● **What you should do**
Reproduce the records that follow in full, excluding any picture they contain.

● **Input**
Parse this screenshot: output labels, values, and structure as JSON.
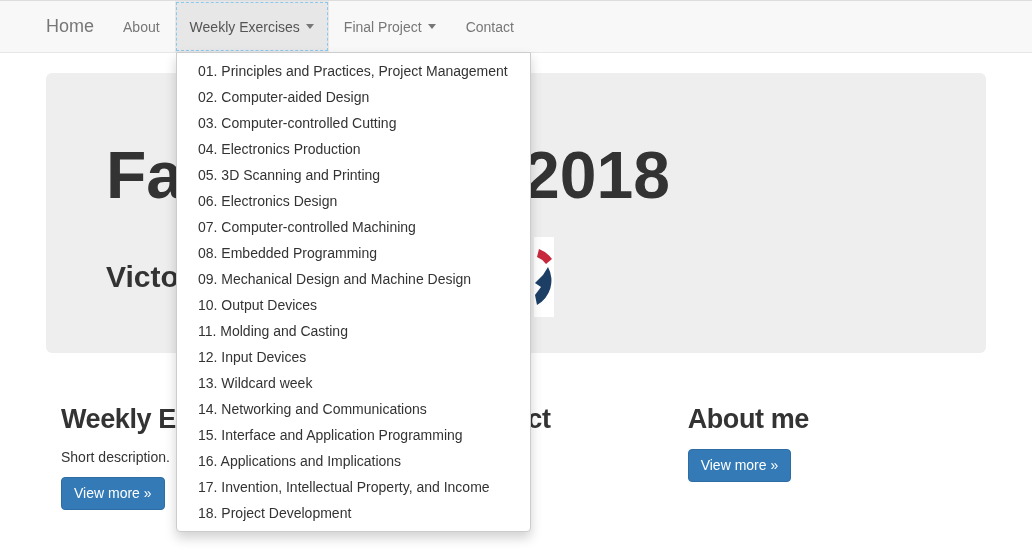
{
  "navbar": {
    "brand": "Home",
    "items": [
      {
        "label": "About",
        "selected": false,
        "dropdown": false
      },
      {
        "label": "Weekly Exercises",
        "selected": true,
        "dropdown": true
      },
      {
        "label": "Final Project",
        "selected": false,
        "dropdown": true
      },
      {
        "label": "Contact",
        "selected": false,
        "dropdown": false
      }
    ]
  },
  "dropdown_menu": {
    "items": [
      "01. Principles and Practices, Project Management",
      "02. Computer-aided Design",
      "03. Computer-controlled Cutting",
      "04. Electronics Production",
      "05. 3D Scanning and Printing",
      "06. Electronics Design",
      "07. Computer-controlled Machining",
      "08. Embedded Programming",
      "09. Mechanical Design and Machine Design",
      "10. Output Devices",
      "11. Molding and Casting",
      "12. Input Devices",
      "13. Wildcard week",
      "14. Networking and Communications",
      "15. Interface and Application Programming",
      "16. Applications and Implications",
      "17. Invention, Intellectual Property, and Income",
      "18. Project Development"
    ]
  },
  "jumbotron": {
    "title_parts": [
      "Fa",
      "2018"
    ],
    "subtitle": "Victo"
  },
  "columns": [
    {
      "heading": "Weekly E",
      "text": "Short description.",
      "button": "View more »"
    },
    {
      "heading": "ct"
    },
    {
      "heading": "About me",
      "button": "View more »"
    }
  ]
}
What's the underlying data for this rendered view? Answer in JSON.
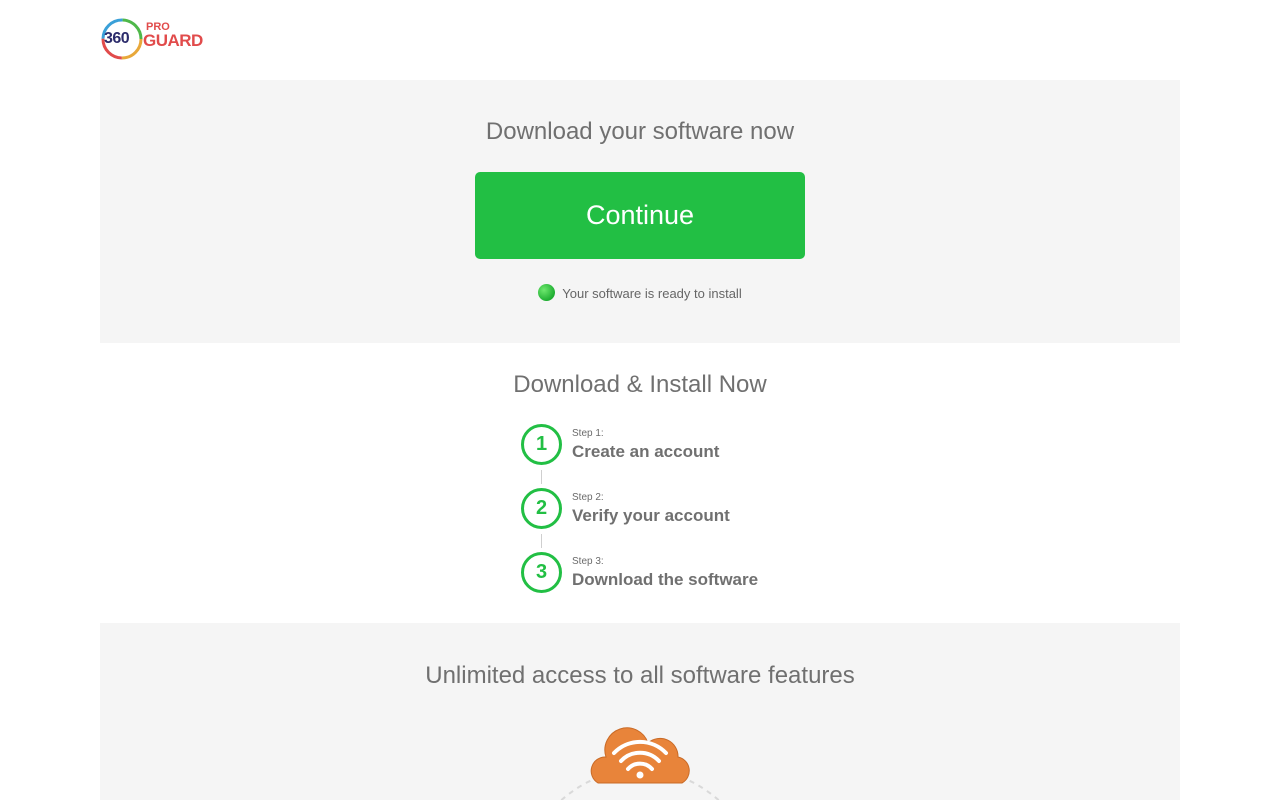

● **Output for this exercise**
Parse this screenshot: output labels, values, and structure as JSON.
{
  "navbar": {
    "brand": "Home",
    "items": [
      {
        "label": "About",
        "selected": false,
        "dropdown": false
      },
      {
        "label": "Weekly Exercises",
        "selected": true,
        "dropdown": true
      },
      {
        "label": "Final Project",
        "selected": false,
        "dropdown": true
      },
      {
        "label": "Contact",
        "selected": false,
        "dropdown": false
      }
    ]
  },
  "dropdown_menu": {
    "items": [
      "01. Principles and Practices, Project Management",
      "02. Computer-aided Design",
      "03. Computer-controlled Cutting",
      "04. Electronics Production",
      "05. 3D Scanning and Printing",
      "06. Electronics Design",
      "07. Computer-controlled Machining",
      "08. Embedded Programming",
      "09. Mechanical Design and Machine Design",
      "10. Output Devices",
      "11. Molding and Casting",
      "12. Input Devices",
      "13. Wildcard week",
      "14. Networking and Communications",
      "15. Interface and Application Programming",
      "16. Applications and Implications",
      "17. Invention, Intellectual Property, and Income",
      "18. Project Development"
    ]
  },
  "jumbotron": {
    "title_parts": [
      "Fa",
      "2018"
    ],
    "subtitle": "Victo"
  },
  "columns": [
    {
      "heading": "Weekly E",
      "text": "Short description.",
      "button": "View more »"
    },
    {
      "heading": "ct"
    },
    {
      "heading": "About me",
      "button": "View more »"
    }
  ]
}
What's the underlying data for this rendered view? Answer in JSON.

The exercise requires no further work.